BRANO
□ □ □ □ □ □ □
Aristide Gambía ha 58 anni, un lavoro interessante, tre matrimoni falliti, quattro figli, una vita sessuale intensa. Un giorno riceve una lettera da parte di una donna con cui ha avuto una rapida avventura in gioventú: da quel ricordo sfuocato nasce in entrambi una voglia di raccontare e raccontarsi che è un gioco impudico e molto serio. A ogni appuntamento le loro memorie debordano, inseguendo i dettagli della trepidazione di allora, e il linguaggio si fa sempre piú esplicito, osceno, anche grazie al dialetto. Sono due persone mature, che non provano niente l'una per l'altra, che si appassionano al puro e semplice progetto di restituirsi con le parole l'esperienza erotica di un'intera vita, facendo entrare in corto circuito il tempo in cui quasi tutto doveva ancora accadere e quello in cui quasi tutto ormai è accaduto.
Ma si tratta davvero soltanto di un gioco?
Ogni esperienza erotica di Gambía è una balaustra affacciata sulle fantasie maschili e le pratiche sessuali di un'epoca. E se ci si sporge, quel concentrato di vita smuove i ricordi del lettore stesso, riannoda i fili tra scampoli distanti di vita che si urtano e si integrano, come nella letteratura. Ci accorgiamo leggendo che il sesso contiene ed esalta la nostra relazione con gli altri, con il tempo, con noi stessi. È un laboratorio di esperienza e d'immaginazione, un serbatoio di parole, un'inesauribile fonte di vitalità, un autentico enigma. Un angolo di noi che dice tutto.
□ □ □ □ □ □ □
DATI ARCHIVIATI
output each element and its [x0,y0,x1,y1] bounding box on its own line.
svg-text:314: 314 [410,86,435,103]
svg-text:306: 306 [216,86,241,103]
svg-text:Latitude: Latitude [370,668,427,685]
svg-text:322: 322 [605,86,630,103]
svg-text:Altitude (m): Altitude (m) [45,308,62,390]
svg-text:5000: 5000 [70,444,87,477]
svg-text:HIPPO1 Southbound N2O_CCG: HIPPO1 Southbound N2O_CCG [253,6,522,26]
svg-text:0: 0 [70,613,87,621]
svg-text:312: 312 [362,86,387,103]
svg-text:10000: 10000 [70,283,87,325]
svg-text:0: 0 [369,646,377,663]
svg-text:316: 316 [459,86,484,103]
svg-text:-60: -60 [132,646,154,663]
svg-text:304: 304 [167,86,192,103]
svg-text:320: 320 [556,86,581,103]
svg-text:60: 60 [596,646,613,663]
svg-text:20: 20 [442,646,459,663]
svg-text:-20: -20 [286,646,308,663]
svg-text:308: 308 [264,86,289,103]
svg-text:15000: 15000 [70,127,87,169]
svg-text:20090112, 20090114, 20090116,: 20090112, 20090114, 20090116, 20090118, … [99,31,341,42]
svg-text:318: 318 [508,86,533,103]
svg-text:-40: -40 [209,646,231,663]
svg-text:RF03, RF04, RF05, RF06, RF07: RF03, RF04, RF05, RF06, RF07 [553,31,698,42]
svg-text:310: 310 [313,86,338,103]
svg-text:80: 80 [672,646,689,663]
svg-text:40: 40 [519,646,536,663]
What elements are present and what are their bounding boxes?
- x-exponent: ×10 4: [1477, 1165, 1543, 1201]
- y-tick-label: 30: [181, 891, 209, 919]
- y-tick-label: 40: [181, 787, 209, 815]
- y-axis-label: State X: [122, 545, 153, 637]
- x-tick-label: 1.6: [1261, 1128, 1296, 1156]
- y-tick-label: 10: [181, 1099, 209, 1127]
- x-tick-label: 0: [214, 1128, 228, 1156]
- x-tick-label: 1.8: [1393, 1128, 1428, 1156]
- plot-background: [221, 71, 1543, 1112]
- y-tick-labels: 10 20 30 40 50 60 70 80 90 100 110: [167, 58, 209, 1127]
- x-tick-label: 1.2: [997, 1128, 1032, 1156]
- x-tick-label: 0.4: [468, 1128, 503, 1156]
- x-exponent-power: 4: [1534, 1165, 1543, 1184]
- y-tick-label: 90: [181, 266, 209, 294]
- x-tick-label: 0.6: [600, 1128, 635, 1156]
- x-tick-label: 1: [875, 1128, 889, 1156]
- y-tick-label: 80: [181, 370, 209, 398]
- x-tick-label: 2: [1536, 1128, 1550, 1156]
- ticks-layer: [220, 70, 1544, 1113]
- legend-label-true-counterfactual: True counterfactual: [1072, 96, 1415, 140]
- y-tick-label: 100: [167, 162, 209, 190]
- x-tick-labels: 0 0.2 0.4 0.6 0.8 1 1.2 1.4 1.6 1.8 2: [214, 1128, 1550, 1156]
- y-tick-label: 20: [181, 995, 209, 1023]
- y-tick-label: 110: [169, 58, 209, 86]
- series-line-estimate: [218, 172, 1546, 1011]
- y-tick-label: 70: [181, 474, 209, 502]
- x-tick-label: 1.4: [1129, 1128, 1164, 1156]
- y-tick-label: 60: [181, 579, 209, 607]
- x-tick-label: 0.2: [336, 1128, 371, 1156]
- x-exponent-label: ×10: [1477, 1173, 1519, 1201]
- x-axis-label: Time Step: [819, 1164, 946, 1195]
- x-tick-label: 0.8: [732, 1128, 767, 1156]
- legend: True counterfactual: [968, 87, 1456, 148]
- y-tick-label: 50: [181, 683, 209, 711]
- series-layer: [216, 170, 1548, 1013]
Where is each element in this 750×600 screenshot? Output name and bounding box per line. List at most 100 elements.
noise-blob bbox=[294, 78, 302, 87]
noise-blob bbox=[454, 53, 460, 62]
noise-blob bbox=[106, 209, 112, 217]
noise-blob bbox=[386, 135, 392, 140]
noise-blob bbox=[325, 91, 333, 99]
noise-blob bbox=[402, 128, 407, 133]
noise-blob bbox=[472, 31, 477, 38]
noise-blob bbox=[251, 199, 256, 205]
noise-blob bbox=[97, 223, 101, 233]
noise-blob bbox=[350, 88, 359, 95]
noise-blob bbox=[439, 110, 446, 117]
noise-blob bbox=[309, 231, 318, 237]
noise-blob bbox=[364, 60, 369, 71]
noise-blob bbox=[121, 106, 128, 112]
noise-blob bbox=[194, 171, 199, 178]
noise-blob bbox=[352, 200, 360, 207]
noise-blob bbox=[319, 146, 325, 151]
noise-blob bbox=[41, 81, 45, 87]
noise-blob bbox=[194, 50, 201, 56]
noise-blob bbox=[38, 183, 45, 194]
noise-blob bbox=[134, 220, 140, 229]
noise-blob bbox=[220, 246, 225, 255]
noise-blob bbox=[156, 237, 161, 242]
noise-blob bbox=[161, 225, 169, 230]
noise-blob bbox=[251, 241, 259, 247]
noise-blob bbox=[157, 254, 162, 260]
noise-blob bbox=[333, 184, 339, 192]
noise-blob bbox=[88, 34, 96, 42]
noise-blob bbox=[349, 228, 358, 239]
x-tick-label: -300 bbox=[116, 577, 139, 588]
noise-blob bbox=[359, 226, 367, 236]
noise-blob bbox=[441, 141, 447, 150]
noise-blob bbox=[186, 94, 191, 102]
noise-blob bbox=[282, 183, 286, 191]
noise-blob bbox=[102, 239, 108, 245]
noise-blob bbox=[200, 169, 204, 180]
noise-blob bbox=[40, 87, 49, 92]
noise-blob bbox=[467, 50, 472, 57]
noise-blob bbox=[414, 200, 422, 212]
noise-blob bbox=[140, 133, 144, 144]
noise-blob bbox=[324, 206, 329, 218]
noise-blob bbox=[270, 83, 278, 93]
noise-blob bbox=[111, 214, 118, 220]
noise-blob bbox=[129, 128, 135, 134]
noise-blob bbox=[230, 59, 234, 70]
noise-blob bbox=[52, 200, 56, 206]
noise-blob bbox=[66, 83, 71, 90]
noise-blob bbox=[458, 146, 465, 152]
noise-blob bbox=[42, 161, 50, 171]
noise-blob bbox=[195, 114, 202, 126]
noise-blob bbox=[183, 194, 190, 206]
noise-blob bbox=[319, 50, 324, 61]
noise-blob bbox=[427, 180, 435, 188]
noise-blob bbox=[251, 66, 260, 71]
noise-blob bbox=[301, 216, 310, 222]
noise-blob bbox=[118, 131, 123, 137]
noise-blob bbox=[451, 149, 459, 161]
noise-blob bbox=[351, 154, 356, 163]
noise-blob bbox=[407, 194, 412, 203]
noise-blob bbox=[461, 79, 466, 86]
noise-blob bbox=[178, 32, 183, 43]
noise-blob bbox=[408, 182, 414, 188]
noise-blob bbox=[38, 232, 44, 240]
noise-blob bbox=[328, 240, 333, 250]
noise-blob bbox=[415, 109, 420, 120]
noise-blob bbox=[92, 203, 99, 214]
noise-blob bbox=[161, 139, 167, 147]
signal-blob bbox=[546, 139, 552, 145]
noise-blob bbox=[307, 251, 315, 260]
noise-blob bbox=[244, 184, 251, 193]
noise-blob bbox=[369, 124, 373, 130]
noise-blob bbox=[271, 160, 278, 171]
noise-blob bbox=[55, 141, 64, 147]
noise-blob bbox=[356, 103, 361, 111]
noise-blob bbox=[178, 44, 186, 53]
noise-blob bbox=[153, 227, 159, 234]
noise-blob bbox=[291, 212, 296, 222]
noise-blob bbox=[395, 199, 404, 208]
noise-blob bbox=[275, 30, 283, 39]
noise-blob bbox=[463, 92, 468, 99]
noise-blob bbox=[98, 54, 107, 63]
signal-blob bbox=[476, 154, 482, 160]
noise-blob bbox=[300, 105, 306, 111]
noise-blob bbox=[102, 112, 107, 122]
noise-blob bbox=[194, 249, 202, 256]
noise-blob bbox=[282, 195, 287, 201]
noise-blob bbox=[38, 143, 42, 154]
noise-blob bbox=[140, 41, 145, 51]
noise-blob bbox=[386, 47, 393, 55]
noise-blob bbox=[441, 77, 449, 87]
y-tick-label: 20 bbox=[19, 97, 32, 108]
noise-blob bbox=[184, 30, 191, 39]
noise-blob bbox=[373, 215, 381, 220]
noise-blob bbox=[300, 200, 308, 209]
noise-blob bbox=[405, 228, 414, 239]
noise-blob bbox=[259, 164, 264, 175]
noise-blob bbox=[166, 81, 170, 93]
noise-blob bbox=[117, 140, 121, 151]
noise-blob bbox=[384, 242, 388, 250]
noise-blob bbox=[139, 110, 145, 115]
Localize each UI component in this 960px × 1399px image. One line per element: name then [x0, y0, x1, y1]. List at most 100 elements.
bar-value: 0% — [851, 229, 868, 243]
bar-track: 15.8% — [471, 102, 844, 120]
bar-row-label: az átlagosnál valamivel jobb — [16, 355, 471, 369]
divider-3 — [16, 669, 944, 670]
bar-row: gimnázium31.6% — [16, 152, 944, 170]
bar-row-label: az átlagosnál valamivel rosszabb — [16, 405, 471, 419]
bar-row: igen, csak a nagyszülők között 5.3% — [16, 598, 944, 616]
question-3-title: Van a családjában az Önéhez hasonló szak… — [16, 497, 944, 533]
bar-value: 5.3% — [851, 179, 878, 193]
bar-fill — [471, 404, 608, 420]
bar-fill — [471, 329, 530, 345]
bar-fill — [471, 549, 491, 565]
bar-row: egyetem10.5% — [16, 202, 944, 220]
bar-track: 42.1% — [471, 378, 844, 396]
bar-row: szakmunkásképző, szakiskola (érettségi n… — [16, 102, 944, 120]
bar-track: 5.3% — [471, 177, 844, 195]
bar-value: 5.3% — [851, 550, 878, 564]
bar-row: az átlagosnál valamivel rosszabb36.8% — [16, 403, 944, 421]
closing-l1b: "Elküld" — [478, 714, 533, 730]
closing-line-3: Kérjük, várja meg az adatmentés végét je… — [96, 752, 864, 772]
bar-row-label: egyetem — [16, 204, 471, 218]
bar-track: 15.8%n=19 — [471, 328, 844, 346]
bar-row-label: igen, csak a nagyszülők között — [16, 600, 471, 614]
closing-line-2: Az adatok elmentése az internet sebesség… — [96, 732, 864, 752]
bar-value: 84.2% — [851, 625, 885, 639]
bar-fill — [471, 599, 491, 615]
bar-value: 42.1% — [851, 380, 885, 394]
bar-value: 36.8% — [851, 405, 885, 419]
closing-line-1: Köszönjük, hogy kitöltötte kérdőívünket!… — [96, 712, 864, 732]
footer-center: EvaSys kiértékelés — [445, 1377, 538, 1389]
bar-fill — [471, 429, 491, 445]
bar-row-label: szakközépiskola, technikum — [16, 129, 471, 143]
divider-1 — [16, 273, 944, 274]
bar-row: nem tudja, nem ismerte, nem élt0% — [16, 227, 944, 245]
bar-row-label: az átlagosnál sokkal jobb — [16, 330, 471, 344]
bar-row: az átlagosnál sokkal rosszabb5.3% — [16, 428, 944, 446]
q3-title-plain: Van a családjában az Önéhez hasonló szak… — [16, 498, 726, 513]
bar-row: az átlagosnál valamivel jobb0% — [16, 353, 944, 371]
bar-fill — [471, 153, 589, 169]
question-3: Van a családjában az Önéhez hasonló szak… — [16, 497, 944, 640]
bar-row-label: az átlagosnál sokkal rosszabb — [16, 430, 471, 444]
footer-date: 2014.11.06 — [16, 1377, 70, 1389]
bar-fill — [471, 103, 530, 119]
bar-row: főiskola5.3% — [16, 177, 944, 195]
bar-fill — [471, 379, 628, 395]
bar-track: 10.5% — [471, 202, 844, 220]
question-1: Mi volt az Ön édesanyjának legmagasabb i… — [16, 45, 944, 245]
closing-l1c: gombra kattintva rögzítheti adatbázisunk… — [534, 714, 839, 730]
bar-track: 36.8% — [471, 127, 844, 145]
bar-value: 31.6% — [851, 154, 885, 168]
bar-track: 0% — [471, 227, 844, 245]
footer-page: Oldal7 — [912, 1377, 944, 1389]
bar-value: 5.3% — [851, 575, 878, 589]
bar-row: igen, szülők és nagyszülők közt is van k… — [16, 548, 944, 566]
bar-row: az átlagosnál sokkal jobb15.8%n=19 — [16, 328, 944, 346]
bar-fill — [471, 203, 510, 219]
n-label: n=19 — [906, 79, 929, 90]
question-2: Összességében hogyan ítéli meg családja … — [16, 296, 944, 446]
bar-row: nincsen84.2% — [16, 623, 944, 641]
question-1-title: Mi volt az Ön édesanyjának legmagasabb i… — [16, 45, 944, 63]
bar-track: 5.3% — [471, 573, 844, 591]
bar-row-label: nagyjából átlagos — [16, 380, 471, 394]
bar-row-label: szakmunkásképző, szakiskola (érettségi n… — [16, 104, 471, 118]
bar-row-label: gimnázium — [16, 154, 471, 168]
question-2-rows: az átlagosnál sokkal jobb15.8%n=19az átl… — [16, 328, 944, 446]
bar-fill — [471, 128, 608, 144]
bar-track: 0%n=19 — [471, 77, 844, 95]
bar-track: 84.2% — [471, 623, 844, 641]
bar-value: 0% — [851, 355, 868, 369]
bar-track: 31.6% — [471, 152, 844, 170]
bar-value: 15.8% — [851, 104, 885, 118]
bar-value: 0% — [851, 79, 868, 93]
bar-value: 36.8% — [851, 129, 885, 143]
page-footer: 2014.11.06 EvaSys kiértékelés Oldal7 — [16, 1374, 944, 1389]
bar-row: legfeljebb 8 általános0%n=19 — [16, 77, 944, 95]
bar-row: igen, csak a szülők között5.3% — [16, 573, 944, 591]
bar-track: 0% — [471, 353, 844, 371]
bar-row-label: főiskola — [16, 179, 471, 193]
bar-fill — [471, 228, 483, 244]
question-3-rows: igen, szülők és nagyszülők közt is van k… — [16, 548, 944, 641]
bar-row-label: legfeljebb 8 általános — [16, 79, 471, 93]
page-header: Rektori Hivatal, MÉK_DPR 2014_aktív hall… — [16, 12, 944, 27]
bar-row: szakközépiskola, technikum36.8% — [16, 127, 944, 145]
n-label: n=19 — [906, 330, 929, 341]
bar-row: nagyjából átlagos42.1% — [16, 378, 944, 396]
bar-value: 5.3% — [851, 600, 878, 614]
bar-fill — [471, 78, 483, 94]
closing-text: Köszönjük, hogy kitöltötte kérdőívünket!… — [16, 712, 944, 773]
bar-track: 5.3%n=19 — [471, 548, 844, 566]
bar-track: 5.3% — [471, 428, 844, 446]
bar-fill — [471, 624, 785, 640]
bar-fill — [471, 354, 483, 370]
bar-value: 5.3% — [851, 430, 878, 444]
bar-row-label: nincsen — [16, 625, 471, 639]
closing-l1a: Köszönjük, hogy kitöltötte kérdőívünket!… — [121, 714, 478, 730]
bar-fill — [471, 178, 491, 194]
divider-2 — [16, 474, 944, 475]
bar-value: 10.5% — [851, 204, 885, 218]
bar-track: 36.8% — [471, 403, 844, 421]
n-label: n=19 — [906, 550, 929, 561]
□ □ □ □ □ □ □
CONSEGNE
[a] Rispondi alle seguenti domande sul brano dedicato ad Aristide Gambía, segnando ogni risposta con lo stesso numero della domanda.
(i) Quanti anni ha Aristide Gambía?
(ii) Oltre alle memorie che debordano, quale elemento rende il linguaggio dei due protagonisti sempre più esplicito?
(iii) A che cosa viene paragonata ogni esperienza erotica di Gambía?
[b] Prosegui il brano su Aristide Gambía dopo la sua ultima frase.

RISPOSTE PER CONSEGNA
[a]
(i) 58 anni.
(ii) Il dialetto.
(iii) A una balaustra affacciata sulle fantasie maschili e le pratiche sessuali di un'epoca.

[b]
Domenico Starnone scrive un libro audace, nel linguaggio ma soprattutto negli obiettivi. Raccontare la vita di un uomo tutta dal versante del piacere, ripercorrendo le tappe di un lento, forse mai terminato apprendistato che attraversa la seconda metà del Novecento. E raccontare così lo stupore, il senso dell'infrazione e dello sconfinamento di fronte al mistero del desiderio, maschile ma anche femminile. Desiderio riottoso, che non si lascia mai davvero disciplinare.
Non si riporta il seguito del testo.